Texte fourni -
= = = = =

La notion de consentement en matière d’agression

SELON LE CODE CRIMINEL

(art. 273.1)

Le consentement est l’accord volontaire de la personne plaignante à l’activité sexuelle. On ne peut pas déduire le consentement d’une personne dans les situations suivantes :

  • si l’accord est donné par des paroles ou le comportement d’un tiers
  • si la personne est incapable de le former elle-même.

Par ailleurs, l’accord suite à l’abus de confiance et de pourvoir n’est pas valable.Finalement, en droit canadien, un non est un non.

Donc, si la personne manifeste l’absence de son accord par des paroles ou par son comportement à l’activité ou si elle le manifeste après avoir consenti, l’autre personne doit cesser l’activité immédiatement.

Pour qu’il y ait reprise, il faut que l’autre donne son consentement de nouveau et celui-ci ne peut être établi par l’écoulement du temps, le silence ou le comportement équivoque de l’autre. Le consentement doit être clair.

= = = = =

Extrait des données -
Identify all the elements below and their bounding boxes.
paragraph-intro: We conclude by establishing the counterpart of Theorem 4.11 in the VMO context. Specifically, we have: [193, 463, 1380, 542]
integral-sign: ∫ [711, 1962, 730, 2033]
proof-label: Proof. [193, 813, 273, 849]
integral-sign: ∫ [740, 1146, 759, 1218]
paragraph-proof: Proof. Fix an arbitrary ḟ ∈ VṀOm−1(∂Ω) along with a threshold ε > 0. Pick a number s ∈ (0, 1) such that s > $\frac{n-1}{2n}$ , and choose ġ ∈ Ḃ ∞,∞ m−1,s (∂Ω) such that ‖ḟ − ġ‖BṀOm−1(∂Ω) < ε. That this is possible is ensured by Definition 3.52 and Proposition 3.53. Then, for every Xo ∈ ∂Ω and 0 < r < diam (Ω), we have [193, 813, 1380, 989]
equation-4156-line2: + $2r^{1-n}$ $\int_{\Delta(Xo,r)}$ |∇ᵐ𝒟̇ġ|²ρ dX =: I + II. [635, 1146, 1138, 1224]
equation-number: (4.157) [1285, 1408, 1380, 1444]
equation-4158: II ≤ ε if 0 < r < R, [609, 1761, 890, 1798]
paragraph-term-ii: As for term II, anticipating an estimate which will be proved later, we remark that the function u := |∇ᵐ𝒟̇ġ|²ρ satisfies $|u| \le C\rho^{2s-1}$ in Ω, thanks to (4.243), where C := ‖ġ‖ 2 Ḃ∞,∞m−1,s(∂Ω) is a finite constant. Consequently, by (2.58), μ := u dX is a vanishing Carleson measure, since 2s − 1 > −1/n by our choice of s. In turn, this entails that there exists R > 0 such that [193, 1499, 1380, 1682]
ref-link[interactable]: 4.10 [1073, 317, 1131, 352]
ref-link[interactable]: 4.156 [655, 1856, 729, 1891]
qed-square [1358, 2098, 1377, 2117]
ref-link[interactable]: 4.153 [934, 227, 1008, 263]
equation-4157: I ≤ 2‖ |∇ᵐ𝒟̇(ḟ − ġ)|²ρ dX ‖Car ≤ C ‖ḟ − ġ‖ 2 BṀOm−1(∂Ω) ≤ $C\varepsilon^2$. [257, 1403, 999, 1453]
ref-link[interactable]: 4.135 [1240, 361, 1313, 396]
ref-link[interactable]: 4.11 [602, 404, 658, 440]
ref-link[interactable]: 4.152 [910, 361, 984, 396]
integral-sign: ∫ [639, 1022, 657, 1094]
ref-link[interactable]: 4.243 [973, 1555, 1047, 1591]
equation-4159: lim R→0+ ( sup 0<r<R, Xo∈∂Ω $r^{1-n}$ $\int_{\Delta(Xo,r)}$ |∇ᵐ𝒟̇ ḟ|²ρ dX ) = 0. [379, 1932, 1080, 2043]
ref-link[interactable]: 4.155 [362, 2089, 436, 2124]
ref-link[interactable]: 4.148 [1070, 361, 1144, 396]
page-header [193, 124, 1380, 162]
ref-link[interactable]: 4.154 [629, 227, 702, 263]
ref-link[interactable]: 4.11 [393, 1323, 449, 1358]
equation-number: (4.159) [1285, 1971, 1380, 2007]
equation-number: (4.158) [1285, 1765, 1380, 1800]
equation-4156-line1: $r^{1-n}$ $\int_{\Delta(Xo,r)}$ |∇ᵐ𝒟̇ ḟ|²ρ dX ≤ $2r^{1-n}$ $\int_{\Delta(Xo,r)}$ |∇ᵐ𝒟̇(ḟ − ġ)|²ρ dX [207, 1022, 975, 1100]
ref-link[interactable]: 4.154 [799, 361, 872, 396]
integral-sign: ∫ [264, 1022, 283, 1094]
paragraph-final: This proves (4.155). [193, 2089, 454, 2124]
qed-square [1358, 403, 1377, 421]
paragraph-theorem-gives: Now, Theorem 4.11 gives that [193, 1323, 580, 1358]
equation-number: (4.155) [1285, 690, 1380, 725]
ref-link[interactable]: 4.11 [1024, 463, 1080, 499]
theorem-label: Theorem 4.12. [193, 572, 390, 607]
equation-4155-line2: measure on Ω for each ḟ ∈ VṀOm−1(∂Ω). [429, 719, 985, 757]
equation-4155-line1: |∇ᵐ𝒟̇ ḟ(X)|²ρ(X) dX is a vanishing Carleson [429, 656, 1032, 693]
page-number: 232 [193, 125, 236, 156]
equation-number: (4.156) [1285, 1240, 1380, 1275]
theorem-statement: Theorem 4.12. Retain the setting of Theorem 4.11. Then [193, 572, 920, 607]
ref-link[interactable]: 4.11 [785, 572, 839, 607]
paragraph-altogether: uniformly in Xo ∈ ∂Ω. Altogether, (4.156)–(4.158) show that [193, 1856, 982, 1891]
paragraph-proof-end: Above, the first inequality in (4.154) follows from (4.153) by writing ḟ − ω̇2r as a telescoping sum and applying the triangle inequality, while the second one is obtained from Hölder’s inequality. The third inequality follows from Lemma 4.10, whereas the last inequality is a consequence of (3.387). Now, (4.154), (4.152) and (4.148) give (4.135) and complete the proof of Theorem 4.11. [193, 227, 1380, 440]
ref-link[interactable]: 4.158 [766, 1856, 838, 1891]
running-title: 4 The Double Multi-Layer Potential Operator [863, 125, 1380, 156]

= = = = =

Consigne -
Recopiez sans rien changer le passage du texte sur le consentement qui va de « (art. 273.1) » jusqu'à « le former elle-même. » inclus.

Réponse attendue -
(art. 273.1)

Le consentement est l’accord volontaire de la personne plaignante à l’activité sexuelle. On ne peut pas déduire le consentement d’une personne dans les situations suivantes :

  • si l’accord est donné par des paroles ou le comportement d’un tiers
  • si la personne est incapable de le former elle-même.